* Provided data *
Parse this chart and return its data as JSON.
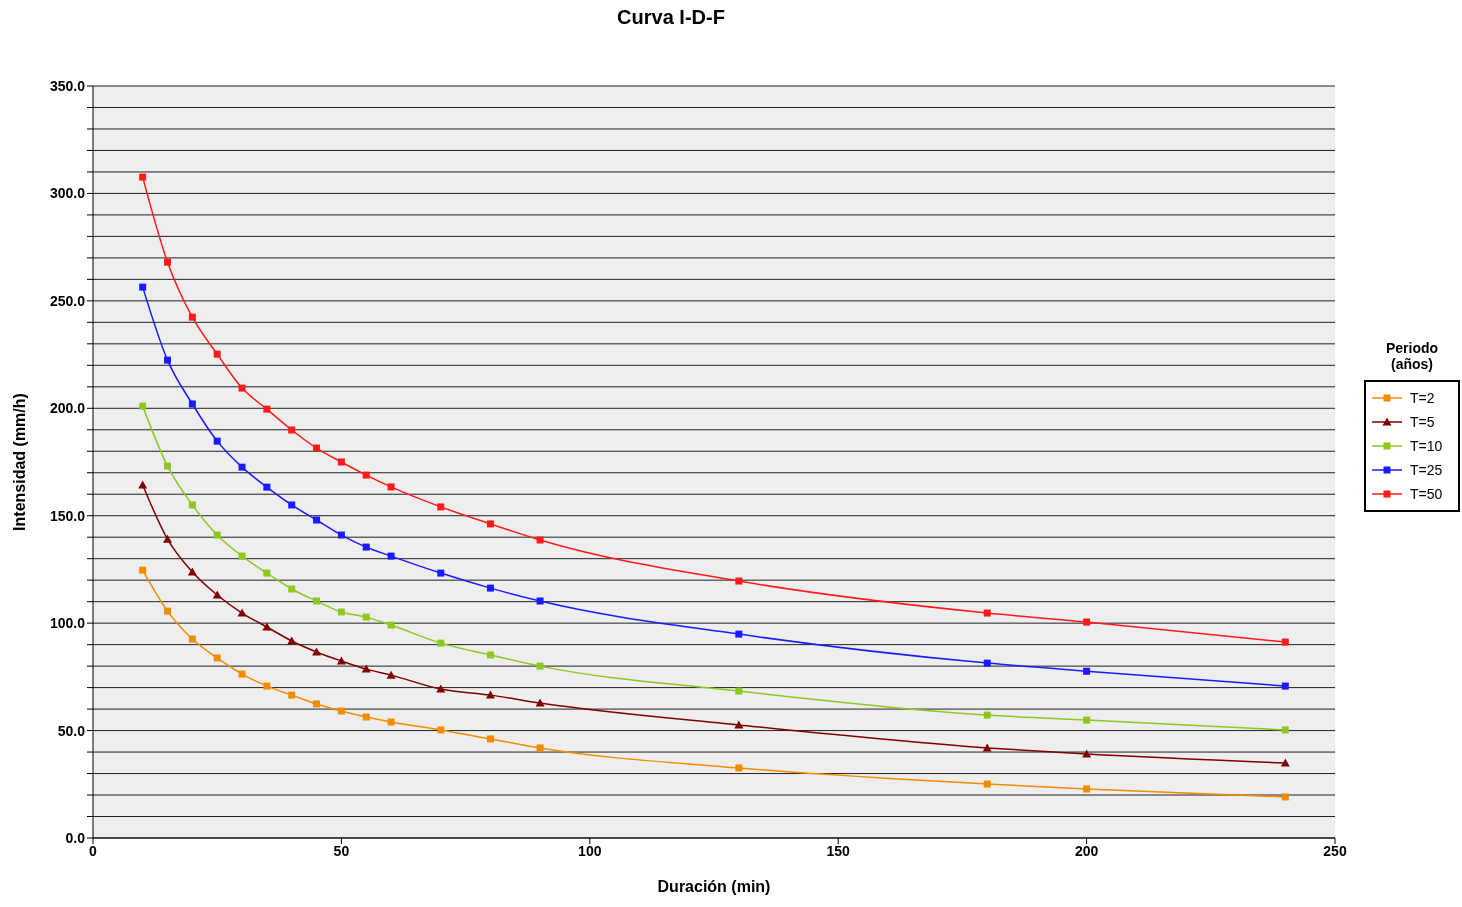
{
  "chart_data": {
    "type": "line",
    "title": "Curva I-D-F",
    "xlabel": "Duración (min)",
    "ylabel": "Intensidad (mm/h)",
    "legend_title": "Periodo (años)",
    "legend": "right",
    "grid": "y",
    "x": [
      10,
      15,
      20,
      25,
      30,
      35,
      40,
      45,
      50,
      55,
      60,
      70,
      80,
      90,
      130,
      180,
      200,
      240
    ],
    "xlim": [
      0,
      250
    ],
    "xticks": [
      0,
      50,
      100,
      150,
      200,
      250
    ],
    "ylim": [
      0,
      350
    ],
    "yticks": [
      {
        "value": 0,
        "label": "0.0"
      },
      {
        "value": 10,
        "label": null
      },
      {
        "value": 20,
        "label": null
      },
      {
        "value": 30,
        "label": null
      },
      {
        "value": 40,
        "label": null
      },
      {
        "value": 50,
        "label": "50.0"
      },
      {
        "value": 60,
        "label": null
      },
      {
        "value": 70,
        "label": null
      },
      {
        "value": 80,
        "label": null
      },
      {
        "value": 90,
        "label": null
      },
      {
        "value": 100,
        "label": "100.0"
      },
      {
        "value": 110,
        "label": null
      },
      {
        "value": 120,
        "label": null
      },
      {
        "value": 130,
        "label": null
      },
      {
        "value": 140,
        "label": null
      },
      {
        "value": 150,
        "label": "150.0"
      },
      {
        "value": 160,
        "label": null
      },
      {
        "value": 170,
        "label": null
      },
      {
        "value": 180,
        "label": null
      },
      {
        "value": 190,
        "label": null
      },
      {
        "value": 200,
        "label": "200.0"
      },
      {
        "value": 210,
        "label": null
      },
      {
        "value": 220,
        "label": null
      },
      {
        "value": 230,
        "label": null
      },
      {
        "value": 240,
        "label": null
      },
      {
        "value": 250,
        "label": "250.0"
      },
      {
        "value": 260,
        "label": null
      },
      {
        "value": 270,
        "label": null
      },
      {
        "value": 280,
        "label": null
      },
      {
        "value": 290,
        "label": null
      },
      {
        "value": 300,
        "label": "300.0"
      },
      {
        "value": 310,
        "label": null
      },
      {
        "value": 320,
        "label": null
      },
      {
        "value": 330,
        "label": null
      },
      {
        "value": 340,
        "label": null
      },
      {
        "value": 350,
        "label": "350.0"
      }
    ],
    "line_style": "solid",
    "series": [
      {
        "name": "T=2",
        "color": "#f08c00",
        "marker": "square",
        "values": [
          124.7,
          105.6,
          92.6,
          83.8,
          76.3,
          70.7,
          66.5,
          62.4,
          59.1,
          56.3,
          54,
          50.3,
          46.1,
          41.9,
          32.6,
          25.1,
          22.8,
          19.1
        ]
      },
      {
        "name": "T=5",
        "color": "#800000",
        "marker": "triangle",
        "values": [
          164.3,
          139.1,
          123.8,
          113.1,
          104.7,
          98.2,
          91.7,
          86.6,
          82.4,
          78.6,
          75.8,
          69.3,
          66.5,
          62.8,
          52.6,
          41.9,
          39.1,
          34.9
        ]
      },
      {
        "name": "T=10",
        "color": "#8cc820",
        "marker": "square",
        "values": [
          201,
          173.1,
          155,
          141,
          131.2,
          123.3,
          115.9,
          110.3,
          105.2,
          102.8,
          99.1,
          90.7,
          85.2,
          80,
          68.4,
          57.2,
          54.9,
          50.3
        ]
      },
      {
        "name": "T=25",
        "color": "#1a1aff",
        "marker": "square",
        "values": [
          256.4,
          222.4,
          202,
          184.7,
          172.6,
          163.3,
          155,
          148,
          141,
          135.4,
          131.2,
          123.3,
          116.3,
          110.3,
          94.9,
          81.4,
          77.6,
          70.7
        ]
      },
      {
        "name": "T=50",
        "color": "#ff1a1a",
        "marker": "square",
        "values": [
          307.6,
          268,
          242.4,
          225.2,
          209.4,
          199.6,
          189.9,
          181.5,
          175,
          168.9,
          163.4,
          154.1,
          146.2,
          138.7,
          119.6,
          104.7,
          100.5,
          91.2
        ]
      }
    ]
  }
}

* Your objective *
Except for the pictures, copy the material above exactly.

* Solution *
Parse this chart and return its data as JSON.
{
  "chart_data": {
    "type": "line",
    "title": "Curva I-D-F",
    "xlabel": "Duración (min)",
    "ylabel": "Intensidad (mm/h)",
    "legend_title": "Periodo (años)",
    "legend": "right",
    "grid": "y",
    "x": [
      10,
      15,
      20,
      25,
      30,
      35,
      40,
      45,
      50,
      55,
      60,
      70,
      80,
      90,
      130,
      180,
      200,
      240
    ],
    "xlim": [
      0,
      250
    ],
    "xticks": [
      0,
      50,
      100,
      150,
      200,
      250
    ],
    "ylim": [
      0,
      350
    ],
    "yticks": [
      {
        "value": 0,
        "label": "0.0"
      },
      {
        "value": 10,
        "label": null
      },
      {
        "value": 20,
        "label": null
      },
      {
        "value": 30,
        "label": null
      },
      {
        "value": 40,
        "label": null
      },
      {
        "value": 50,
        "label": "50.0"
      },
      {
        "value": 60,
        "label": null
      },
      {
        "value": 70,
        "label": null
      },
      {
        "value": 80,
        "label": null
      },
      {
        "value": 90,
        "label": null
      },
      {
        "value": 100,
        "label": "100.0"
      },
      {
        "value": 110,
        "label": null
      },
      {
        "value": 120,
        "label": null
      },
      {
        "value": 130,
        "label": null
      },
      {
        "value": 140,
        "label": null
      },
      {
        "value": 150,
        "label": "150.0"
      },
      {
        "value": 160,
        "label": null
      },
      {
        "value": 170,
        "label": null
      },
      {
        "value": 180,
        "label": null
      },
      {
        "value": 190,
        "label": null
      },
      {
        "value": 200,
        "label": "200.0"
      },
      {
        "value": 210,
        "label": null
      },
      {
        "value": 220,
        "label": null
      },
      {
        "value": 230,
        "label": null
      },
      {
        "value": 240,
        "label": null
      },
      {
        "value": 250,
        "label": "250.0"
      },
      {
        "value": 260,
        "label": null
      },
      {
        "value": 270,
        "label": null
      },
      {
        "value": 280,
        "label": null
      },
      {
        "value": 290,
        "label": null
      },
      {
        "value": 300,
        "label": "300.0"
      },
      {
        "value": 310,
        "label": null
      },
      {
        "value": 320,
        "label": null
      },
      {
        "value": 330,
        "label": null
      },
      {
        "value": 340,
        "label": null
      },
      {
        "value": 350,
        "label": "350.0"
      }
    ],
    "line_style": "solid",
    "series": [
      {
        "name": "T=2",
        "color": "#f08c00",
        "marker": "square",
        "values": [
          124.7,
          105.6,
          92.6,
          83.8,
          76.3,
          70.7,
          66.5,
          62.4,
          59.1,
          56.3,
          54,
          50.3,
          46.1,
          41.9,
          32.6,
          25.1,
          22.8,
          19.1
        ]
      },
      {
        "name": "T=5",
        "color": "#800000",
        "marker": "triangle",
        "values": [
          164.3,
          139.1,
          123.8,
          113.1,
          104.7,
          98.2,
          91.7,
          86.6,
          82.4,
          78.6,
          75.8,
          69.3,
          66.5,
          62.8,
          52.6,
          41.9,
          39.1,
          34.9
        ]
      },
      {
        "name": "T=10",
        "color": "#8cc820",
        "marker": "square",
        "values": [
          201,
          173.1,
          155,
          141,
          131.2,
          123.3,
          115.9,
          110.3,
          105.2,
          102.8,
          99.1,
          90.7,
          85.2,
          80,
          68.4,
          57.2,
          54.9,
          50.3
        ]
      },
      {
        "name": "T=25",
        "color": "#1a1aff",
        "marker": "square",
        "values": [
          256.4,
          222.4,
          202,
          184.7,
          172.6,
          163.3,
          155,
          148,
          141,
          135.4,
          131.2,
          123.3,
          116.3,
          110.3,
          94.9,
          81.4,
          77.6,
          70.7
        ]
      },
      {
        "name": "T=50",
        "color": "#ff1a1a",
        "marker": "square",
        "values": [
          307.6,
          268,
          242.4,
          225.2,
          209.4,
          199.6,
          189.9,
          181.5,
          175,
          168.9,
          163.4,
          154.1,
          146.2,
          138.7,
          119.6,
          104.7,
          100.5,
          91.2
        ]
      }
    ]
  }
}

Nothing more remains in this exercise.